## MATERIAL SHOWN
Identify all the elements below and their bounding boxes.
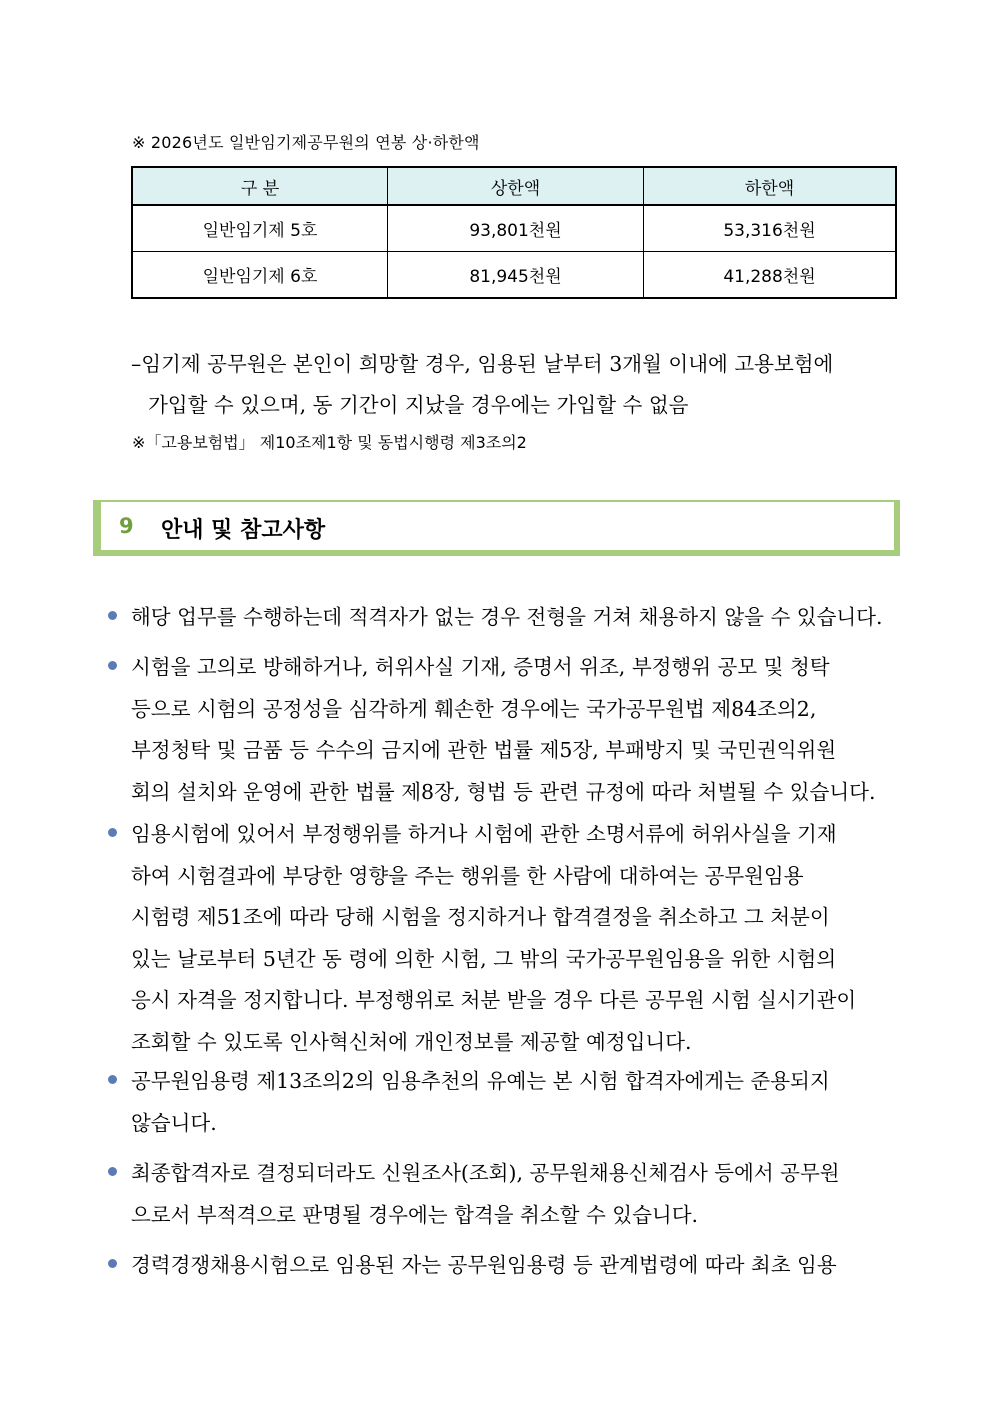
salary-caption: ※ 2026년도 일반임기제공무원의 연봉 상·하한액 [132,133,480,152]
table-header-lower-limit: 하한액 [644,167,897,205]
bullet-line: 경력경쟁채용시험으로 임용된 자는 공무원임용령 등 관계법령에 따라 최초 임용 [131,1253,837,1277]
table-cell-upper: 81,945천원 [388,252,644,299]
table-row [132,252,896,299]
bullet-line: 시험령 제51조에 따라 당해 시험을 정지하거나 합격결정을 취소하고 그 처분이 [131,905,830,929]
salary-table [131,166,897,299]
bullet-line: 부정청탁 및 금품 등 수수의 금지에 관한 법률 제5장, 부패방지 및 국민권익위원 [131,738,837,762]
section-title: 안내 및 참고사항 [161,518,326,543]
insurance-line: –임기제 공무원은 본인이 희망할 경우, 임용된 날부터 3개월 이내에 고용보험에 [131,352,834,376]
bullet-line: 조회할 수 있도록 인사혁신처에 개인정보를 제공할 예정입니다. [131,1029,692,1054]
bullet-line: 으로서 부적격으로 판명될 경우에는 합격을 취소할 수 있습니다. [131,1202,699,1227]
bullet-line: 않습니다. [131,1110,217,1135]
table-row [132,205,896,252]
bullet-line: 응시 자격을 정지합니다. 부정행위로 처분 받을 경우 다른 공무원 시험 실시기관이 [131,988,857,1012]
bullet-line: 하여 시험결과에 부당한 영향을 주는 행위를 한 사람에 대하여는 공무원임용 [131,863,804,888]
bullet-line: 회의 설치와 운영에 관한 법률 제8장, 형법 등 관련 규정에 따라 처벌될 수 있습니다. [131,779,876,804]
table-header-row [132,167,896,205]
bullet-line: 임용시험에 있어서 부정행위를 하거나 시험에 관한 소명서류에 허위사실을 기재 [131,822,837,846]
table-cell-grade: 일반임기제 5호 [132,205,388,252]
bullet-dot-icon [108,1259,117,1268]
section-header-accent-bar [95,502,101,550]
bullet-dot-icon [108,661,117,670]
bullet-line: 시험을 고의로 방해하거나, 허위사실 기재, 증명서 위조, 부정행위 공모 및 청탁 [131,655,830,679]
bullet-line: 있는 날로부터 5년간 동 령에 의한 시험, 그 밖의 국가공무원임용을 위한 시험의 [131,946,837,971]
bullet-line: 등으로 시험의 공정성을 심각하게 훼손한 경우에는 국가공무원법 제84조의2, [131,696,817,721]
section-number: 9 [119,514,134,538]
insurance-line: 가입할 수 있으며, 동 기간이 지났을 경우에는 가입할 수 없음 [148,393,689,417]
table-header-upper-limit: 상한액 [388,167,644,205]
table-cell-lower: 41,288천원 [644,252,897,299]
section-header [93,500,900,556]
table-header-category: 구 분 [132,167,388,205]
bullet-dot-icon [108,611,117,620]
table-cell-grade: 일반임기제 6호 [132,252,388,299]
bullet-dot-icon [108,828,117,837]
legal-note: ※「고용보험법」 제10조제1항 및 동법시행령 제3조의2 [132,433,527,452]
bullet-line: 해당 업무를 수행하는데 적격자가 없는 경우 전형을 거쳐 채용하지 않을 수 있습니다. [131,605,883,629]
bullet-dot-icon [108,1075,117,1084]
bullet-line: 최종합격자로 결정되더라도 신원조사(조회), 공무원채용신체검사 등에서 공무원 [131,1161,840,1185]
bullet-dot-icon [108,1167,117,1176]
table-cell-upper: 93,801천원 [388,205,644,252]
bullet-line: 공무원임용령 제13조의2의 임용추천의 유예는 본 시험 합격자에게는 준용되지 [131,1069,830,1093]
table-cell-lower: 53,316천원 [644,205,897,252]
* * *
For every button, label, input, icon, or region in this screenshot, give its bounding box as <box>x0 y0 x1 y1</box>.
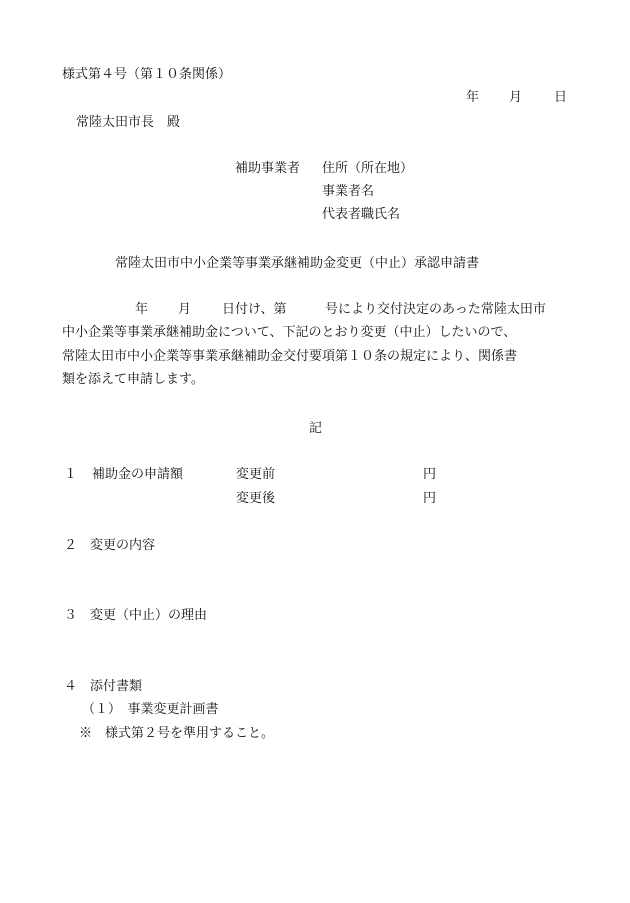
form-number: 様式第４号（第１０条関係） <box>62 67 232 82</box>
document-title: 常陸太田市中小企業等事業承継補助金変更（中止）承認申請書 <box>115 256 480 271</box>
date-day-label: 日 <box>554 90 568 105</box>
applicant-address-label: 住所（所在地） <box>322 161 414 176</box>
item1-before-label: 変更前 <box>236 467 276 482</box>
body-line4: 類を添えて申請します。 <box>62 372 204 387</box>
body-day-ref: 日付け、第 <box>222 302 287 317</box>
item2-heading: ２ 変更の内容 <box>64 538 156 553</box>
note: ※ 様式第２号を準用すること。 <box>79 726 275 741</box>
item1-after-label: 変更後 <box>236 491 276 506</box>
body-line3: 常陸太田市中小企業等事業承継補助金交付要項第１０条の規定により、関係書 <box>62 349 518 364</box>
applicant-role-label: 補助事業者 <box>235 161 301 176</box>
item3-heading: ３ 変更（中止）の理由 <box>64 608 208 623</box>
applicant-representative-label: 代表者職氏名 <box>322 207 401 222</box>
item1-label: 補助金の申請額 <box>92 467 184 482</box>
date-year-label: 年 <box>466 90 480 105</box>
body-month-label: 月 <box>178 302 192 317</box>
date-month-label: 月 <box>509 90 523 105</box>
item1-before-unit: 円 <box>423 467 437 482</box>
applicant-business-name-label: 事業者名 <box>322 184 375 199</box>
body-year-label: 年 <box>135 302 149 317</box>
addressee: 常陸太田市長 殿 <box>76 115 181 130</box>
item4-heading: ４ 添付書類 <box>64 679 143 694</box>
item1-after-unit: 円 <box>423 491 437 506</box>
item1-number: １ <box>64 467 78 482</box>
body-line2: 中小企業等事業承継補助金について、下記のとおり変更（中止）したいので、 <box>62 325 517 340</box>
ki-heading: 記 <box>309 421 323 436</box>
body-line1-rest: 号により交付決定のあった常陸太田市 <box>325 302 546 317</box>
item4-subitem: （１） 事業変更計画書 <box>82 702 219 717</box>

## WHAT IS NEEDED
Turn the part of Block 1 that opens with the line containing "salary-caption: ※ 2026년도" and closes with the line containing "bullet-line: 조회할 수" into a numbered list, keeping both of those lines and leaving out any blank lines.

## WRITTEN ANSWER
1. salary-caption: ※ 2026년도 일반임기제공무원의 연봉 상·하한액 [132,133,480,152]
2. table-header-lower-limit: 하한액 [644,167,897,205]
3. bullet-line: 경력경쟁채용시험으로 임용된 자는 공무원임용령 등 관계법령에 따라 최초 임용 [131,1253,837,1277]
4. table-cell-upper: 81,945천원 [388,252,644,299]
5. table-row [132,252,896,299]
6. bullet-line: 시험령 제51조에 따라 당해 시험을 정지하거나 합격결정을 취소하고 그 처분이 [131,905,830,929]
7. salary-table [131,166,897,299]
8. bullet-line: 부정청탁 및 금품 등 수수의 금지에 관한 법률 제5장, 부패방지 및 국민권익위원 [131,738,837,762]
9. section-title: 안내 및 참고사항 [161,518,326,543]
10. insurance-line: –임기제 공무원은 본인이 희망할 경우, 임용된 날부터 3개월 이내에 고용보험에 [131,352,834,376]
11. bullet-line: 조회할 수 있도록 인사혁신처에 개인정보를 제공할 예정입니다. [131,1029,692,1054]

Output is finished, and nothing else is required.